**Instructions to follow**. Repeat all of the material below exactly as written, images excluded.

[Extracted data entries]
— Start —

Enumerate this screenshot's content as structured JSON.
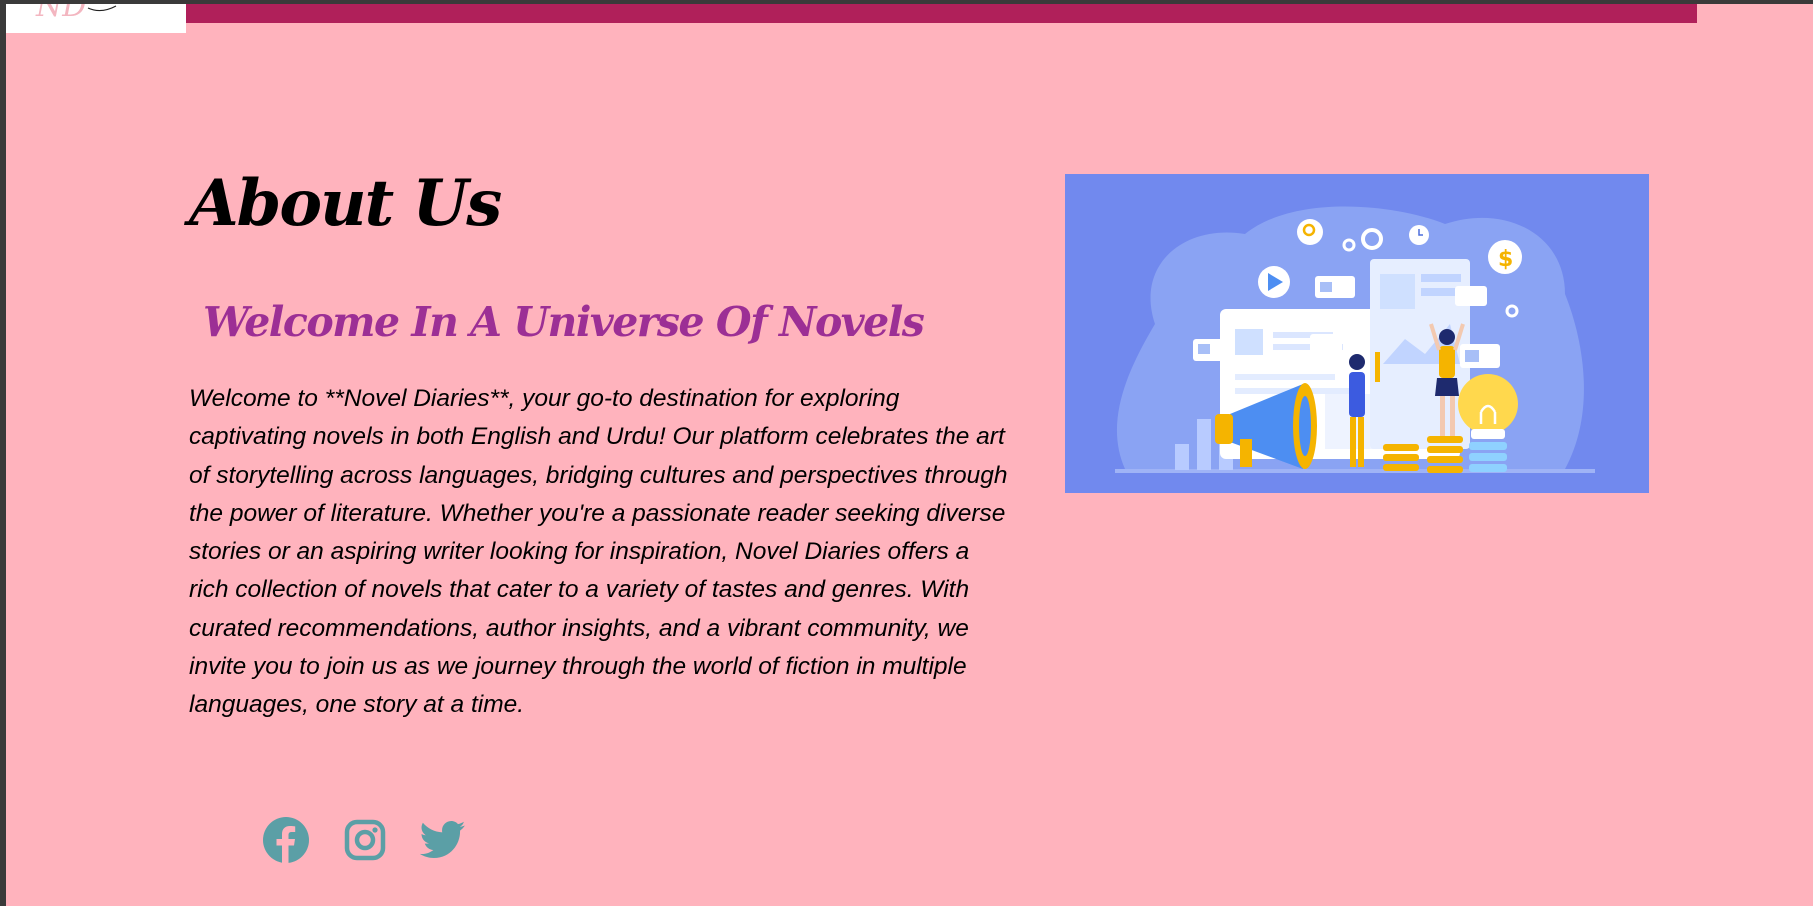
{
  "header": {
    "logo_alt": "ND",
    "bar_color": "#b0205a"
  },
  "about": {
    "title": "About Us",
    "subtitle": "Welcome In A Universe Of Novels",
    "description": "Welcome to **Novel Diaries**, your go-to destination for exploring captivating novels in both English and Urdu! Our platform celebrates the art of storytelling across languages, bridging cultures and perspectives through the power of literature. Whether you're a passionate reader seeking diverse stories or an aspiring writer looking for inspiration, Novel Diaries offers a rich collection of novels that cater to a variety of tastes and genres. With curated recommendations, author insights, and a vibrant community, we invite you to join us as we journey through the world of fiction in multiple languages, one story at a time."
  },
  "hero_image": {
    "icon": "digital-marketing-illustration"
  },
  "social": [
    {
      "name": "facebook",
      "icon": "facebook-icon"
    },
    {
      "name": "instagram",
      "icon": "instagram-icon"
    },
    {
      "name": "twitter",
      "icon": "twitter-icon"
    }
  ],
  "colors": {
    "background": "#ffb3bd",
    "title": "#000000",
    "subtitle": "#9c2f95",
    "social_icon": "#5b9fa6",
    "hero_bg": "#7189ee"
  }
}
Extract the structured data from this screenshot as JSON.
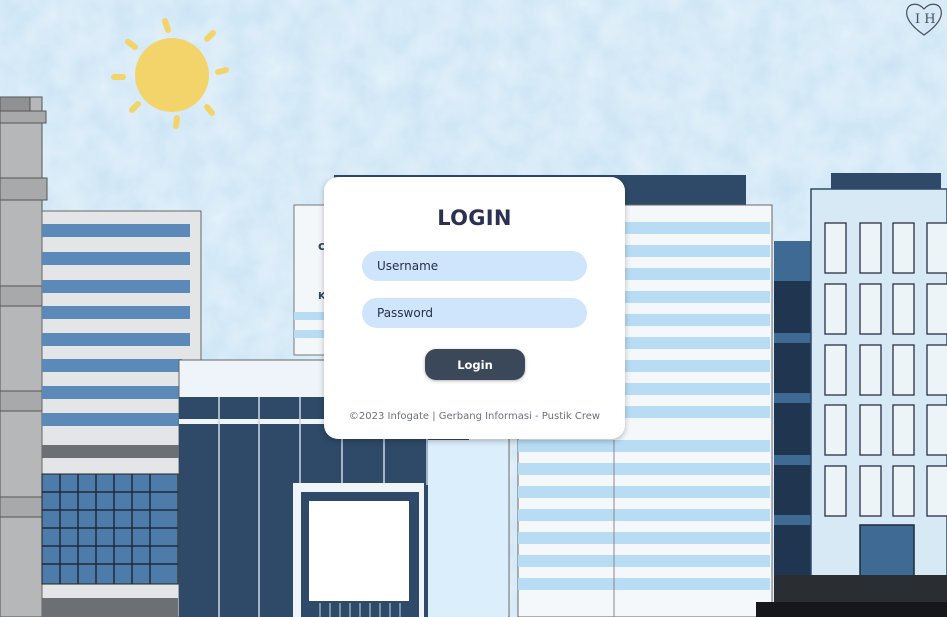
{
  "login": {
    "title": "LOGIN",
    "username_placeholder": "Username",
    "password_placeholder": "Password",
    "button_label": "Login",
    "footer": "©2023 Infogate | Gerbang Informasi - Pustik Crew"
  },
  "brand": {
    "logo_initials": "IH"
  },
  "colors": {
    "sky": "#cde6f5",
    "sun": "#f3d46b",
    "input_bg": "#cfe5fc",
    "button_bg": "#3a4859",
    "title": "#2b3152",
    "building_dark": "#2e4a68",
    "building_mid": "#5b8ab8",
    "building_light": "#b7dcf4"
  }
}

— End —

**Response**.
Enumerate this screenshot's content as structured JSON.
{
  "header": {
    "logo_alt": "ND",
    "bar_color": "#b0205a"
  },
  "about": {
    "title": "About Us",
    "subtitle": "Welcome In A Universe Of Novels",
    "description": "Welcome to **Novel Diaries**, your go-to destination for exploring captivating novels in both English and Urdu! Our platform celebrates the art of storytelling across languages, bridging cultures and perspectives through the power of literature. Whether you're a passionate reader seeking diverse stories or an aspiring writer looking for inspiration, Novel Diaries offers a rich collection of novels that cater to a variety of tastes and genres. With curated recommendations, author insights, and a vibrant community, we invite you to join us as we journey through the world of fiction in multiple languages, one story at a time."
  },
  "hero_image": {
    "icon": "digital-marketing-illustration"
  },
  "social": [
    {
      "name": "facebook",
      "icon": "facebook-icon"
    },
    {
      "name": "instagram",
      "icon": "instagram-icon"
    },
    {
      "name": "twitter",
      "icon": "twitter-icon"
    }
  ],
  "colors": {
    "background": "#ffb3bd",
    "title": "#000000",
    "subtitle": "#9c2f95",
    "social_icon": "#5b9fa6",
    "hero_bg": "#7189ee"
  }
}
Extract the structured data from this screenshot as JSON.
{
  "login": {
    "title": "LOGIN",
    "username_placeholder": "Username",
    "password_placeholder": "Password",
    "button_label": "Login",
    "footer": "©2023 Infogate | Gerbang Informasi - Pustik Crew"
  },
  "brand": {
    "logo_initials": "IH"
  },
  "colors": {
    "sky": "#cde6f5",
    "sun": "#f3d46b",
    "input_bg": "#cfe5fc",
    "button_bg": "#3a4859",
    "title": "#2b3152",
    "building_dark": "#2e4a68",
    "building_mid": "#5b8ab8",
    "building_light": "#b7dcf4"
  }
}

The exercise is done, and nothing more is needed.